▶ _Job_:
Pick out the lines below with "name" and list them.

▶ _Data for this task_:
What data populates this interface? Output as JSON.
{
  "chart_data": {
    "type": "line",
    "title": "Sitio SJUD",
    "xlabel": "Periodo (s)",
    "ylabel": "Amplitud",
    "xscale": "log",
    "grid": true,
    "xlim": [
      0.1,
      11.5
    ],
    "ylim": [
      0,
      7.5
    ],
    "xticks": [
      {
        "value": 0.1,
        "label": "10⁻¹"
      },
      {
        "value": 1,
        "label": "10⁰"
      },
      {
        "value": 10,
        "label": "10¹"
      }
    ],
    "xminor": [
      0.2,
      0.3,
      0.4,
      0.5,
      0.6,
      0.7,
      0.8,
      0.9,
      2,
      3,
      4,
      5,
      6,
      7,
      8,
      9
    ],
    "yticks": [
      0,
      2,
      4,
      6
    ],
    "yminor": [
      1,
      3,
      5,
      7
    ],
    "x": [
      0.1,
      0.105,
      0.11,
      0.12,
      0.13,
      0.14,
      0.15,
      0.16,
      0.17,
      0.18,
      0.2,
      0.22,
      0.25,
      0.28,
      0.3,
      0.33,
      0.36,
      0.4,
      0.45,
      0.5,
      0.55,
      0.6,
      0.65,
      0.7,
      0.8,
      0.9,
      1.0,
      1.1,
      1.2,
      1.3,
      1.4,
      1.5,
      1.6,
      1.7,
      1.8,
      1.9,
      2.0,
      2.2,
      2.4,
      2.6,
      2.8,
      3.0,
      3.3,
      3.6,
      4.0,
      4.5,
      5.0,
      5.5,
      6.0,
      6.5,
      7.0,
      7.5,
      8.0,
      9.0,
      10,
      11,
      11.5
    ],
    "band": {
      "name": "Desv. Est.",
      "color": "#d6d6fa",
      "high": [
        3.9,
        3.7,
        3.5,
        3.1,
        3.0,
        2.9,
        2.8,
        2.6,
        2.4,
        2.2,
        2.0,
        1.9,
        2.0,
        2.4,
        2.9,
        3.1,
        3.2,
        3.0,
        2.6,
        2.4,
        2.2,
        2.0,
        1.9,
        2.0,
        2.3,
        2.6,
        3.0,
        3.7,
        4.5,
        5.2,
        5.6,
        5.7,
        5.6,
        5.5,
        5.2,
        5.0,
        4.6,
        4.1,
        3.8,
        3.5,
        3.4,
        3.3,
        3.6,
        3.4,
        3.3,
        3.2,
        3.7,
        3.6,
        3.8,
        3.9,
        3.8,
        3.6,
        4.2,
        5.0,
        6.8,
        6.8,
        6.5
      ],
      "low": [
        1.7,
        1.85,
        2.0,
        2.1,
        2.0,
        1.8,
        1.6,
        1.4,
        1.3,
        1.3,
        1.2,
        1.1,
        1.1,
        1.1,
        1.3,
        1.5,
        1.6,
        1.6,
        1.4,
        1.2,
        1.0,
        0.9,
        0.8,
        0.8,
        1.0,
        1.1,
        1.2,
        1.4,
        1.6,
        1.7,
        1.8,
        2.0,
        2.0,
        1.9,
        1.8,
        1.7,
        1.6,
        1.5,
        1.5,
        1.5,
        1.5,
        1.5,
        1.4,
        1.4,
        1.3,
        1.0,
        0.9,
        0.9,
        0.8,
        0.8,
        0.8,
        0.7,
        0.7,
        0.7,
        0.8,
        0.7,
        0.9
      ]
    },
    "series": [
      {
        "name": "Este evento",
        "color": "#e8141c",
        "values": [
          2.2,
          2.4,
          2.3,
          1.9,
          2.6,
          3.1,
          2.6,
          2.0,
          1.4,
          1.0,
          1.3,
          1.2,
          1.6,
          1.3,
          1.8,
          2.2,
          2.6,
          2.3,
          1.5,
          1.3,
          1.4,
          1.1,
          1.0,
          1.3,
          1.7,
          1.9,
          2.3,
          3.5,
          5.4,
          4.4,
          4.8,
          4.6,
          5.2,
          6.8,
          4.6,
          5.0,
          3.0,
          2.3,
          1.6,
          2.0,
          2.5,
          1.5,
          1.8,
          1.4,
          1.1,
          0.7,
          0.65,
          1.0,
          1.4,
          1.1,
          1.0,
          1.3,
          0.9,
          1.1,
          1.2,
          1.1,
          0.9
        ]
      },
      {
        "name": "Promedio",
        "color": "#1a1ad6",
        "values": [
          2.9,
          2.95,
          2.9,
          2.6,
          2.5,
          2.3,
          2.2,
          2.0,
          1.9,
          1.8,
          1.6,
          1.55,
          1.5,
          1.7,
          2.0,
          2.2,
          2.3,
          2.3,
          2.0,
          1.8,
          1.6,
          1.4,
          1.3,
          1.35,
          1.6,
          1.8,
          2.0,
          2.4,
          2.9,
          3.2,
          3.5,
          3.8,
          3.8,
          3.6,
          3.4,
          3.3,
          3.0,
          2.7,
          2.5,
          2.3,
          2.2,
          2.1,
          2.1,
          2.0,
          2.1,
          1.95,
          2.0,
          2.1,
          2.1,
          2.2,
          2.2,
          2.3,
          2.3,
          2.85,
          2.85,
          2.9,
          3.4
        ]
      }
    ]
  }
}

▶ _Task answer_:
      "name": "Desv. Est.",
        "name": "Este evento",
        "name": "Promedio",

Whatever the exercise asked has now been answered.